* Start PROVIDED RECORDS *

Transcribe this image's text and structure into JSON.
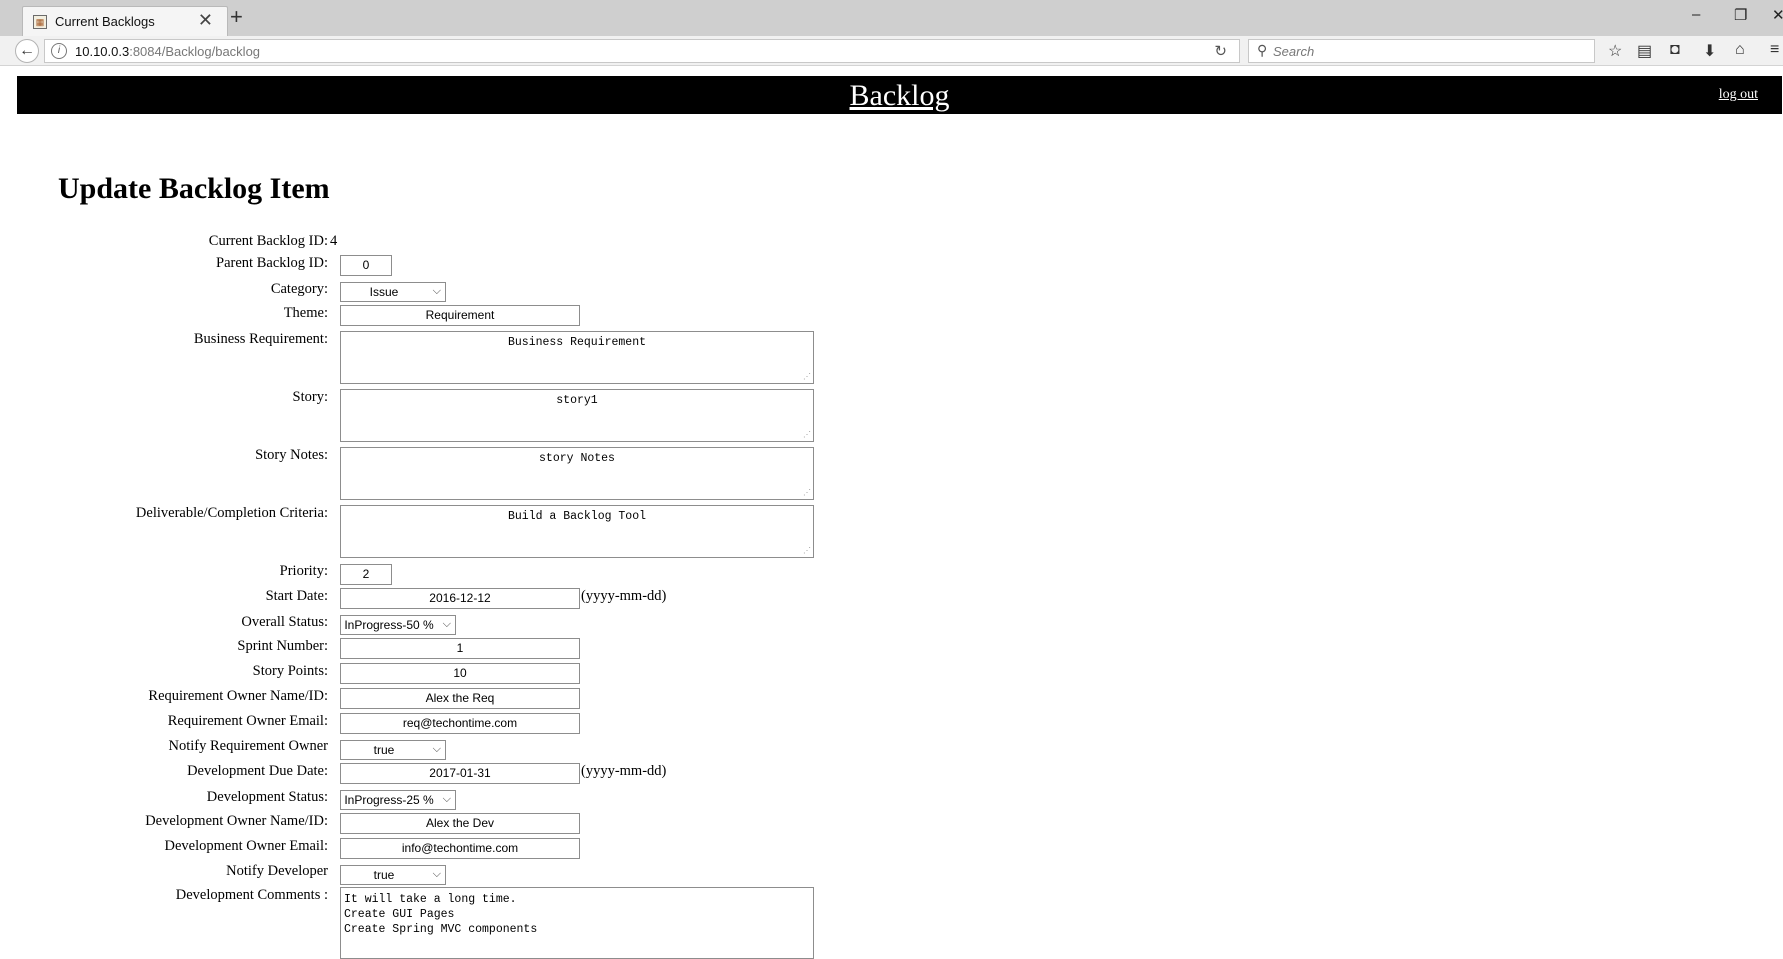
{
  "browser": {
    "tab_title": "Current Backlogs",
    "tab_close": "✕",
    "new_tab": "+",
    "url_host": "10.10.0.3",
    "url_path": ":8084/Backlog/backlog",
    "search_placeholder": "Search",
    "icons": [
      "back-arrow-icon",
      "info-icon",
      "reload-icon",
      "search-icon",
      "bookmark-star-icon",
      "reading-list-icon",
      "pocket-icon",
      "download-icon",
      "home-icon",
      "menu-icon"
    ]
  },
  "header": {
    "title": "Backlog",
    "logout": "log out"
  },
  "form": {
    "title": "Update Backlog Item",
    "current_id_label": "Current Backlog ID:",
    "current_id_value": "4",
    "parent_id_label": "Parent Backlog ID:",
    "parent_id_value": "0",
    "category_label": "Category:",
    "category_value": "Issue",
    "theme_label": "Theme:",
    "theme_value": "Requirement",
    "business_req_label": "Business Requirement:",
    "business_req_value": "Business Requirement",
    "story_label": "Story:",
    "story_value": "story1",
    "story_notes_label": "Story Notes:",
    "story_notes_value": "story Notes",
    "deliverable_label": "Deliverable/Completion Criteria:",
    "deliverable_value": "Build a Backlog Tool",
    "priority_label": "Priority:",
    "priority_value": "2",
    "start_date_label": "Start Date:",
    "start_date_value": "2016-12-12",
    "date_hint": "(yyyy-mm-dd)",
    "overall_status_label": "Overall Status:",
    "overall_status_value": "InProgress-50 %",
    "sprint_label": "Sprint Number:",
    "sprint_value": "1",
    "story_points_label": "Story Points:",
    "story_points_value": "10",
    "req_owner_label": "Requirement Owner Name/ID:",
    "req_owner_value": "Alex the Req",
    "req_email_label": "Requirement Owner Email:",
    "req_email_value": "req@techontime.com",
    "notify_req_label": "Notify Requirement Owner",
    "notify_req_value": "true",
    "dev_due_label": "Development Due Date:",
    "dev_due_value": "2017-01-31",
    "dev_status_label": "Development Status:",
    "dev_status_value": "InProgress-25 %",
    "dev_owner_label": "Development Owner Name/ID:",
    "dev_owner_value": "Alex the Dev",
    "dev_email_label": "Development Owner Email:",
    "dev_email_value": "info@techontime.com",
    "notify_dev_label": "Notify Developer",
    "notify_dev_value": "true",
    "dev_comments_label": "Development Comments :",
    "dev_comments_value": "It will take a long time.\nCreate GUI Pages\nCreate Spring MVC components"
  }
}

* End PROVIDED RECORDS *
* Start PROVIDED RECORDS *

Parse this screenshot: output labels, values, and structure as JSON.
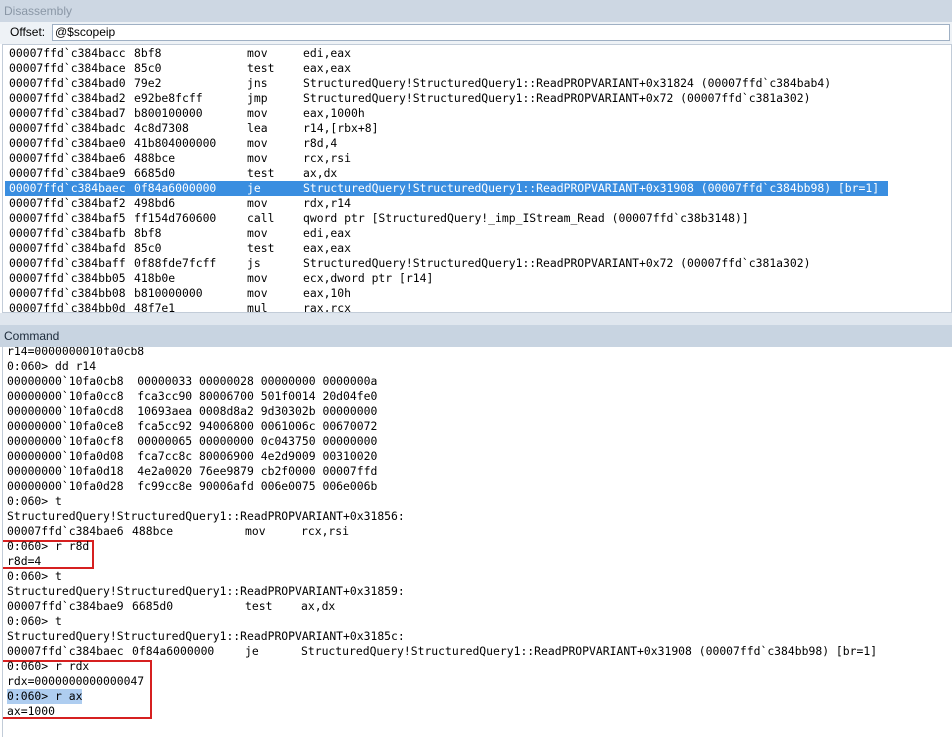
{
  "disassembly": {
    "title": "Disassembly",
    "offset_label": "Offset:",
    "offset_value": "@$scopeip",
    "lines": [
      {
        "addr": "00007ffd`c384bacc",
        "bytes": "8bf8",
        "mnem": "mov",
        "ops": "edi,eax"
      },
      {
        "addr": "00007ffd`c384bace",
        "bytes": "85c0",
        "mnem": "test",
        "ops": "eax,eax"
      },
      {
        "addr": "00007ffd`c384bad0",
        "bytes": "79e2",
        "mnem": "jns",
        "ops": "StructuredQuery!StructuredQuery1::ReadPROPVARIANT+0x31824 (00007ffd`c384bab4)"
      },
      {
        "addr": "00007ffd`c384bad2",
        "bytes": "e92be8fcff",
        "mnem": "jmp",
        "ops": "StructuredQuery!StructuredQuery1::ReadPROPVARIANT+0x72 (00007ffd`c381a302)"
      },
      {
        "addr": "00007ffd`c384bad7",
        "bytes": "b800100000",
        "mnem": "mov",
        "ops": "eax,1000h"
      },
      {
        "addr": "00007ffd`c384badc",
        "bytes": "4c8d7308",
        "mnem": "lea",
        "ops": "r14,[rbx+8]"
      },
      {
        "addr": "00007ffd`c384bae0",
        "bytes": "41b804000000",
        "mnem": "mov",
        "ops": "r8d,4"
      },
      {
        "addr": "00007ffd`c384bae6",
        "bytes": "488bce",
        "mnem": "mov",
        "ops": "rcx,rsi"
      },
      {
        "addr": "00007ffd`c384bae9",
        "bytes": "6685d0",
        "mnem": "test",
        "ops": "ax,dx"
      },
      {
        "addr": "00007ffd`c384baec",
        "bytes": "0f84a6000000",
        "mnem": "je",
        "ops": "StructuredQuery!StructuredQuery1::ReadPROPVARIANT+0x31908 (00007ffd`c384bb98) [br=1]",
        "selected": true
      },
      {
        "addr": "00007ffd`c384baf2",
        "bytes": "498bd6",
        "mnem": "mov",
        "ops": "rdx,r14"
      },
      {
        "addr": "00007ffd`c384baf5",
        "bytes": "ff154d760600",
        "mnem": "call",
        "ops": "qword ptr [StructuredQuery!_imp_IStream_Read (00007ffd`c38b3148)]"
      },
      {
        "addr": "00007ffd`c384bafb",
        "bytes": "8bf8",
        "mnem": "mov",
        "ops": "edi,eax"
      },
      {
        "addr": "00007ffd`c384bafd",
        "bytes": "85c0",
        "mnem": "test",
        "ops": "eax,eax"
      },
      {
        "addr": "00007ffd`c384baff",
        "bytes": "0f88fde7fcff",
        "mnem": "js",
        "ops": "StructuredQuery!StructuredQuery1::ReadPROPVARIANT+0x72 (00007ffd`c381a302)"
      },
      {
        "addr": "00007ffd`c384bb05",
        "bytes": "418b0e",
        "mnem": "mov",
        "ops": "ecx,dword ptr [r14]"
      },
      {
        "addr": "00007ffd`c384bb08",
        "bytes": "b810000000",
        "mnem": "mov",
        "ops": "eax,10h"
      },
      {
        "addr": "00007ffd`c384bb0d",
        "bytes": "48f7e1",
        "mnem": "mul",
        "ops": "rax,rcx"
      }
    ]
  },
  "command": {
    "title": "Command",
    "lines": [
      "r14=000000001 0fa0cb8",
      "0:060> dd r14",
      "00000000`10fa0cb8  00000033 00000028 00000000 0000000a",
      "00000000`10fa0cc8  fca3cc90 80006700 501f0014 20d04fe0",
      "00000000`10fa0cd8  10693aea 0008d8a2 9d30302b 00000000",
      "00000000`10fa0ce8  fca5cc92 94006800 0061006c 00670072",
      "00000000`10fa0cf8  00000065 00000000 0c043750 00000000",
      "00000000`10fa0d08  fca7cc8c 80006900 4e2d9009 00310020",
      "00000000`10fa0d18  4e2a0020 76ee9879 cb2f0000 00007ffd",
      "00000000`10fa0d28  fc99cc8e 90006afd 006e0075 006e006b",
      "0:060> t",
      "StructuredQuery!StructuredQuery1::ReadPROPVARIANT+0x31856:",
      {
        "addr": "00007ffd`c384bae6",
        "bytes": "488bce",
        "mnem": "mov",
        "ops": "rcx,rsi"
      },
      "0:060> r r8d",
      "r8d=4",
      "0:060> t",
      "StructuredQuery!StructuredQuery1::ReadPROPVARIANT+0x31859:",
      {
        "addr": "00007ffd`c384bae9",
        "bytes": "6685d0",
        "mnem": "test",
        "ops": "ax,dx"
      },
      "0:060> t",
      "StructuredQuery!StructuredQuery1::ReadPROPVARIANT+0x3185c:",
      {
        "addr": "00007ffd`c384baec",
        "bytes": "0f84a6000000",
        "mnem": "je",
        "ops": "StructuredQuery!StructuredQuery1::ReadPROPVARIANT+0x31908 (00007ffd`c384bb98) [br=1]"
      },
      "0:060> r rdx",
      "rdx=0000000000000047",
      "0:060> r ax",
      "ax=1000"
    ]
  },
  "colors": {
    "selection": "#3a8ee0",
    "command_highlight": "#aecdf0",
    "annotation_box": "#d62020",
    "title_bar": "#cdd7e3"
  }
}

* End PROVIDED RECORDS *

* [AIM] Wherever the string "true" appears in the entries above, list that line.

* [COMPLETED EXERCISE]
    "notify_req_value": "true",
    "notify_dev_value": "true",
        "selected": true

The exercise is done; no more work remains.